» **Problem description**
Repeat the listing below word for word, from its first line through the line that contains "svg-text:22.8: 22.8 [679, 685, 699, 696]", including both of those lines.

» **Listing**
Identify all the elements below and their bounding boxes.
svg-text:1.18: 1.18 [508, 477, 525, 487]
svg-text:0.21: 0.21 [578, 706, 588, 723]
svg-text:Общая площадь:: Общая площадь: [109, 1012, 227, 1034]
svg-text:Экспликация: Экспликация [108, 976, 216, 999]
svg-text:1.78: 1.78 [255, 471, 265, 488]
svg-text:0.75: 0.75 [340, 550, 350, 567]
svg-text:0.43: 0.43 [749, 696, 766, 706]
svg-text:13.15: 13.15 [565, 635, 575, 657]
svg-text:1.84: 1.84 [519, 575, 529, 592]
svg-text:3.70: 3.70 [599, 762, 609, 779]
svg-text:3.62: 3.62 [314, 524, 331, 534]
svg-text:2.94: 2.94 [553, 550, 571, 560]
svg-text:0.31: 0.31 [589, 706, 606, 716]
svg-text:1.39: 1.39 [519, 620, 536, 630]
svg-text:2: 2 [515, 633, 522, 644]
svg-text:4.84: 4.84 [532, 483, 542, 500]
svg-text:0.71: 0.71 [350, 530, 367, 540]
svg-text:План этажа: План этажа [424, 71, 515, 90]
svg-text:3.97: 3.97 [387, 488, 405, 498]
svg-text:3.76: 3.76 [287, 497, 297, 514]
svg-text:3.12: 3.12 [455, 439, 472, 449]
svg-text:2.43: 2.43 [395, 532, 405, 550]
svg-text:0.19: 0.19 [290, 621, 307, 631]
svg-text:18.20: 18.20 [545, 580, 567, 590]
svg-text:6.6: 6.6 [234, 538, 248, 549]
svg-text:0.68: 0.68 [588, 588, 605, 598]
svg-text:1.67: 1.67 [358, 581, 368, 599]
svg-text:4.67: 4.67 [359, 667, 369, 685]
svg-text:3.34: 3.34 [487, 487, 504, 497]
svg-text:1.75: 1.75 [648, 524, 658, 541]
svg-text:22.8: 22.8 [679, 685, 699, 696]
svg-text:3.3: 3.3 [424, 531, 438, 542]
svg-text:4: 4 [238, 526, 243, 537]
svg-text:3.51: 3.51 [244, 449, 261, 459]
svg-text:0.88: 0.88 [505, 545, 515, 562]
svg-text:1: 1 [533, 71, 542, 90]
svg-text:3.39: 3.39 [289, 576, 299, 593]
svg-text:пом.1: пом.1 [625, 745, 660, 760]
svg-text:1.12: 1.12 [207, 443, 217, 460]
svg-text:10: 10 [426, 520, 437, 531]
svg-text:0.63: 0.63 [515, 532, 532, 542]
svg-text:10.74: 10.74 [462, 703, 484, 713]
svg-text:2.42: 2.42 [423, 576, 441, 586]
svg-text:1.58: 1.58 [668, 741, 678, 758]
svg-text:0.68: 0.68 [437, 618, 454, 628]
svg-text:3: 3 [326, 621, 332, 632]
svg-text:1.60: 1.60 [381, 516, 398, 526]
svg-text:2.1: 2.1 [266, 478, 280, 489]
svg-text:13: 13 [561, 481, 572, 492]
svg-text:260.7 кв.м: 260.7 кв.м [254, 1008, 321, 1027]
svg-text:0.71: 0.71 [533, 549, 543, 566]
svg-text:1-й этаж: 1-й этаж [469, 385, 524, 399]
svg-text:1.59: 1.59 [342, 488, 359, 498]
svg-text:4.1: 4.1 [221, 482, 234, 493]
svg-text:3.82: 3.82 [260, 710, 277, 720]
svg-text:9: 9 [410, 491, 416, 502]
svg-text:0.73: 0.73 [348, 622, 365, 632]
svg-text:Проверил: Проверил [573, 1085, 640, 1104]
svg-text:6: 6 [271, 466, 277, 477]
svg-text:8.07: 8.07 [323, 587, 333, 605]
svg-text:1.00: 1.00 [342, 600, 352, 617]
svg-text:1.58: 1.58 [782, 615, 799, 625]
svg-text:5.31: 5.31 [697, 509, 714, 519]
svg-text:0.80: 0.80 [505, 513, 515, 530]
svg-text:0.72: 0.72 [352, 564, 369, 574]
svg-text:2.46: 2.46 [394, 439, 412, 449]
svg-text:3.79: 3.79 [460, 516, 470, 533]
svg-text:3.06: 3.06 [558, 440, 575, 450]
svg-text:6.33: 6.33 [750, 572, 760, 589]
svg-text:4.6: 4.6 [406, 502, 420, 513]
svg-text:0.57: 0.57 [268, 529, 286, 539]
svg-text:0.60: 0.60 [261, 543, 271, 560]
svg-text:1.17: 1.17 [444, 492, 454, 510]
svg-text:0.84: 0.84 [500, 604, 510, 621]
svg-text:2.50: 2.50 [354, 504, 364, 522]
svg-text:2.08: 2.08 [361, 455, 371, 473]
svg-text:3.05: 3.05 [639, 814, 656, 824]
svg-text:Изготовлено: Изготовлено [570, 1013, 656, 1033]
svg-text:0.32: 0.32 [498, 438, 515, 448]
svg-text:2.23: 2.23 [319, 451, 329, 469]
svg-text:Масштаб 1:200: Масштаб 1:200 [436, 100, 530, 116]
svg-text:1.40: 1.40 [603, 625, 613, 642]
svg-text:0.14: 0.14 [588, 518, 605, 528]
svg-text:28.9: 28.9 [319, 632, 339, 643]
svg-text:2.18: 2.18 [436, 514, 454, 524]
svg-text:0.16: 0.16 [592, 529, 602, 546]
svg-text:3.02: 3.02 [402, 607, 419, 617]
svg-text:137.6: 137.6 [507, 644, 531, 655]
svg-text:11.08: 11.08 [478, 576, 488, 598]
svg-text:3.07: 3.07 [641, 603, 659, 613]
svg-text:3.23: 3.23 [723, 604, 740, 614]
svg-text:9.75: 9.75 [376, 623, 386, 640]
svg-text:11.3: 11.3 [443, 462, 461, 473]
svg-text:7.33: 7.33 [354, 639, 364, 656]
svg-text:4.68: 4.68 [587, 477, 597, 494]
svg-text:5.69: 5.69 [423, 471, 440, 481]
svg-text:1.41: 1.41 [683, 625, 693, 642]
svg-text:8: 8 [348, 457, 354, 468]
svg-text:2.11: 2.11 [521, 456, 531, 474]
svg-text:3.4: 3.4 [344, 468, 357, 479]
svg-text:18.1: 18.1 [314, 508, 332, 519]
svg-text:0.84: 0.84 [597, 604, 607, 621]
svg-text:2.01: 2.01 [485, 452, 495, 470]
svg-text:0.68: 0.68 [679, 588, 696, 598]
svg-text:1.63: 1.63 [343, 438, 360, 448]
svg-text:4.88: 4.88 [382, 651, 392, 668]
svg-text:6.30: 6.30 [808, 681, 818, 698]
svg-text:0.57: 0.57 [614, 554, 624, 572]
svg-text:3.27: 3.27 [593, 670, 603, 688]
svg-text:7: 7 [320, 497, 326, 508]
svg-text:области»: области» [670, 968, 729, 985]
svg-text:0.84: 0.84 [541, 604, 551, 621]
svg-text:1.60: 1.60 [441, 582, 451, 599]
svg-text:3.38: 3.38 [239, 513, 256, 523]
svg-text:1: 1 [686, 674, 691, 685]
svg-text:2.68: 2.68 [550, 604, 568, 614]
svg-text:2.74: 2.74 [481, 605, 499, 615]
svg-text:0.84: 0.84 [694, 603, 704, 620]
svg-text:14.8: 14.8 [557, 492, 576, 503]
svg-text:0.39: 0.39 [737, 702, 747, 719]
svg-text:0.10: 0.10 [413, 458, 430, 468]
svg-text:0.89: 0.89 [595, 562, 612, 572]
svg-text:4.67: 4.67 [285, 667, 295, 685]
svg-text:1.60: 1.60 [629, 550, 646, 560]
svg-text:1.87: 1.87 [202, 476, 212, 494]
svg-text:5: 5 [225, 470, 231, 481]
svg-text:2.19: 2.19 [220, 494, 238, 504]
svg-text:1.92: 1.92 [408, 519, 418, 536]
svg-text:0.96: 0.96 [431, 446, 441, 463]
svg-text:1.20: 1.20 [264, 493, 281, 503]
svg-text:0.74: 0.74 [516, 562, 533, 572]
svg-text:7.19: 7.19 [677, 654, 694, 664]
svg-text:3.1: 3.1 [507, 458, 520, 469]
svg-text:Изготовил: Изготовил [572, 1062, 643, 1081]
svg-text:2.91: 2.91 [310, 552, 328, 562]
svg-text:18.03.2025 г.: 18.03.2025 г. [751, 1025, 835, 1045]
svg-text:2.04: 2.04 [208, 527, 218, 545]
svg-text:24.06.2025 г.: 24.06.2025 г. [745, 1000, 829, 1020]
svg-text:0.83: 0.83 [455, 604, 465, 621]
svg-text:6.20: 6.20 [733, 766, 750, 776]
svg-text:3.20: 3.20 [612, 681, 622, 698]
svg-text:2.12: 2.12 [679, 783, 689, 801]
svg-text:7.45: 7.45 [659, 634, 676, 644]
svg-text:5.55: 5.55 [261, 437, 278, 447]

» **Solved problem**
Identify all the elements below and their bounding boxes.
svg-text:1.18: 1.18 [508, 477, 525, 487]
svg-text:0.21: 0.21 [578, 706, 588, 723]
svg-text:Общая площадь:: Общая площадь: [109, 1012, 227, 1034]
svg-text:Экспликация: Экспликация [108, 976, 216, 999]
svg-text:1.78: 1.78 [255, 471, 265, 488]
svg-text:0.75: 0.75 [340, 550, 350, 567]
svg-text:0.43: 0.43 [749, 696, 766, 706]
svg-text:13.15: 13.15 [565, 635, 575, 657]
svg-text:1.84: 1.84 [519, 575, 529, 592]
svg-text:3.70: 3.70 [599, 762, 609, 779]
svg-text:3.62: 3.62 [314, 524, 331, 534]
svg-text:2.94: 2.94 [553, 550, 571, 560]
svg-text:0.31: 0.31 [589, 706, 606, 716]
svg-text:1.39: 1.39 [519, 620, 536, 630]
svg-text:2: 2 [515, 633, 522, 644]
svg-text:4.84: 4.84 [532, 483, 542, 500]
svg-text:0.71: 0.71 [350, 530, 367, 540]
svg-text:План этажа: План этажа [424, 71, 515, 90]
svg-text:3.97: 3.97 [387, 488, 405, 498]
svg-text:3.76: 3.76 [287, 497, 297, 514]
svg-text:3.12: 3.12 [455, 439, 472, 449]
svg-text:2.43: 2.43 [395, 532, 405, 550]
svg-text:0.19: 0.19 [290, 621, 307, 631]
svg-text:18.20: 18.20 [545, 580, 567, 590]
svg-text:6.6: 6.6 [234, 538, 248, 549]
svg-text:0.68: 0.68 [588, 588, 605, 598]
svg-text:1.67: 1.67 [358, 581, 368, 599]
svg-text:4.67: 4.67 [359, 667, 369, 685]
svg-text:3.34: 3.34 [487, 487, 504, 497]
svg-text:1.75: 1.75 [648, 524, 658, 541]
svg-text:22.8: 22.8 [679, 685, 699, 696]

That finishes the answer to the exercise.